● **What needs to be done**
Return every line of the data that contains the string "ammonium".

● **Source material**

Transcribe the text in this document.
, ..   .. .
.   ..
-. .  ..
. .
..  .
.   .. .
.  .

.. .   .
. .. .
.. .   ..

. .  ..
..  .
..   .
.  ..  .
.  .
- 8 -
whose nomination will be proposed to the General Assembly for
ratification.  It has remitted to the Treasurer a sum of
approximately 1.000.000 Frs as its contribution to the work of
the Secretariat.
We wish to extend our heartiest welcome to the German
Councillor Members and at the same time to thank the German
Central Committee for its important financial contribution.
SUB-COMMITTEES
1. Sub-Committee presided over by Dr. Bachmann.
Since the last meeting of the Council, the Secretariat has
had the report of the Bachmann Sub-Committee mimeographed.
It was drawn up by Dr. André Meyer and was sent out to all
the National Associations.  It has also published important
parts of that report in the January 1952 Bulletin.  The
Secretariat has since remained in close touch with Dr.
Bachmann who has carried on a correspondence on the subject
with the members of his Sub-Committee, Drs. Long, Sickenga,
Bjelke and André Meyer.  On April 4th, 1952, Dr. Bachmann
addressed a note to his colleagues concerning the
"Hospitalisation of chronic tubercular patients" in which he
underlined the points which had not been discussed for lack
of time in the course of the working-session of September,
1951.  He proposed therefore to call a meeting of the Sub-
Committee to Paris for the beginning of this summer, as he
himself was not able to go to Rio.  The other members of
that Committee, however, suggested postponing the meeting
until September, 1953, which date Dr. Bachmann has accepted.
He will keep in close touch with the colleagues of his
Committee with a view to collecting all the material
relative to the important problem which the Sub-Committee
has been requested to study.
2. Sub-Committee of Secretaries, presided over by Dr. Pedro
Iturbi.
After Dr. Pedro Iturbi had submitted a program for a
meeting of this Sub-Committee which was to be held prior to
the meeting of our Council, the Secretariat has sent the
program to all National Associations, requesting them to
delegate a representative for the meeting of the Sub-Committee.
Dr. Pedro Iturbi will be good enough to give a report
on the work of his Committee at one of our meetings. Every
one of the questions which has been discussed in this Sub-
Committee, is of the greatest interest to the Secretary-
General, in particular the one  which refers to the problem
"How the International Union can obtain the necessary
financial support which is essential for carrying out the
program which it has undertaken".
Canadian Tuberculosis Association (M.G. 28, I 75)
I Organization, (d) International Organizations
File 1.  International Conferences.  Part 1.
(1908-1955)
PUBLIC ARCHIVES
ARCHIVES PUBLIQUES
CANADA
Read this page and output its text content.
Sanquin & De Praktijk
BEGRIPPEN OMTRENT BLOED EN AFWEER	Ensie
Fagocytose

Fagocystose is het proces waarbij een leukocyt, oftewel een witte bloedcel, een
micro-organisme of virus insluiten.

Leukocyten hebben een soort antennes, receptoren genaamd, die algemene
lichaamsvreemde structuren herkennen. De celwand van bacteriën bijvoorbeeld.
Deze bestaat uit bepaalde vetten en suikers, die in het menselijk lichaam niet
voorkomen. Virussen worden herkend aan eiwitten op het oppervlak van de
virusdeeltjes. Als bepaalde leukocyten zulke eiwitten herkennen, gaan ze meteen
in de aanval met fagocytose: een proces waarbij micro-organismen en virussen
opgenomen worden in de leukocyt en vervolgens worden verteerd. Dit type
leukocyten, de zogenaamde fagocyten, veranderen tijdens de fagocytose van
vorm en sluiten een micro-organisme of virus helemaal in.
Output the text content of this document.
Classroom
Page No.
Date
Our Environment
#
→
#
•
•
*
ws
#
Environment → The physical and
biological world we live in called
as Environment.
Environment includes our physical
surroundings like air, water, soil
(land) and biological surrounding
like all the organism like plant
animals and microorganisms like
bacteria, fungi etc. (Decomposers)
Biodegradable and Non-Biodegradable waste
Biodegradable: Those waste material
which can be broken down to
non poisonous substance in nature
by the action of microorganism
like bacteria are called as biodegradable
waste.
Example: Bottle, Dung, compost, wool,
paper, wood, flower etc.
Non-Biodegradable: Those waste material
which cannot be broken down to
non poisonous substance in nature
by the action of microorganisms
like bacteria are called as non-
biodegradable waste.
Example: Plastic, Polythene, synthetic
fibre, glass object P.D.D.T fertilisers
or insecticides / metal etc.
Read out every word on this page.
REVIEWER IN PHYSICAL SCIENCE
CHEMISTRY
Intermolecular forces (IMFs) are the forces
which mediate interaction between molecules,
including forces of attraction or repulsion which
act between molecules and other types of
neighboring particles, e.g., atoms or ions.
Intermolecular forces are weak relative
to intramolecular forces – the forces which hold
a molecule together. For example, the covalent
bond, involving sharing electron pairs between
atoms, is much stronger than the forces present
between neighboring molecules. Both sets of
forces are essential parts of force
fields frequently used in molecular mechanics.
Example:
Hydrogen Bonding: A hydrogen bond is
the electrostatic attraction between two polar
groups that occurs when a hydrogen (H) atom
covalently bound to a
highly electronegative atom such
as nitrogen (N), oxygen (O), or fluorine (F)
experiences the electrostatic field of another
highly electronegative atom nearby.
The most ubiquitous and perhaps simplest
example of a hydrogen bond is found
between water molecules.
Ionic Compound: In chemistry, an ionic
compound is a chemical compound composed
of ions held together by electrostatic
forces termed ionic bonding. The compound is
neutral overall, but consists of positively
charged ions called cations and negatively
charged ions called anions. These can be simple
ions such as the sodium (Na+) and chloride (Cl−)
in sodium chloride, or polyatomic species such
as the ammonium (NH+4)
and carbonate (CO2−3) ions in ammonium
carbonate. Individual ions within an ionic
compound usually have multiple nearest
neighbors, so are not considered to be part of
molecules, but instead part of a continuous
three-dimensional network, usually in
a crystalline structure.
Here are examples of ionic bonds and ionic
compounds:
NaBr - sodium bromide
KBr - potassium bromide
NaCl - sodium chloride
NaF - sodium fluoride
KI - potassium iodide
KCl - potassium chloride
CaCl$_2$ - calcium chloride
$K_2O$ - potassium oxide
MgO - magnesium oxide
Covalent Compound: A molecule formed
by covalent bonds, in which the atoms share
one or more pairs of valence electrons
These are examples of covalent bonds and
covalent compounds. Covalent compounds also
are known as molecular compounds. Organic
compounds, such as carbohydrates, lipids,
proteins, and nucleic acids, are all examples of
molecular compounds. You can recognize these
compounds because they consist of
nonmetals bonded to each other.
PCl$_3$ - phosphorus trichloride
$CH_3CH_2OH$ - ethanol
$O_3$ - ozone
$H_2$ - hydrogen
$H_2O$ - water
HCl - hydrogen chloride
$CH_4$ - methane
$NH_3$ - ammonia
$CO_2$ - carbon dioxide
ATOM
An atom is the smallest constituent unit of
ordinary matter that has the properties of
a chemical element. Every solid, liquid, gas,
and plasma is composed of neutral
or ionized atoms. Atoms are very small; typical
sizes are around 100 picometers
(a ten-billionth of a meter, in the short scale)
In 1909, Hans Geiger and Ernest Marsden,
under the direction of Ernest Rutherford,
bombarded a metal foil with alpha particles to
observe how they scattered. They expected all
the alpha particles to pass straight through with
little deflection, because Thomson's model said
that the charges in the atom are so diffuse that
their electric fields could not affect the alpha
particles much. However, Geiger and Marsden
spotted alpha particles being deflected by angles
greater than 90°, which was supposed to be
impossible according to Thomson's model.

● **Reply to the task**
as the ammonium (NH+4)
and carbonate (CO2−3) ions in ammonium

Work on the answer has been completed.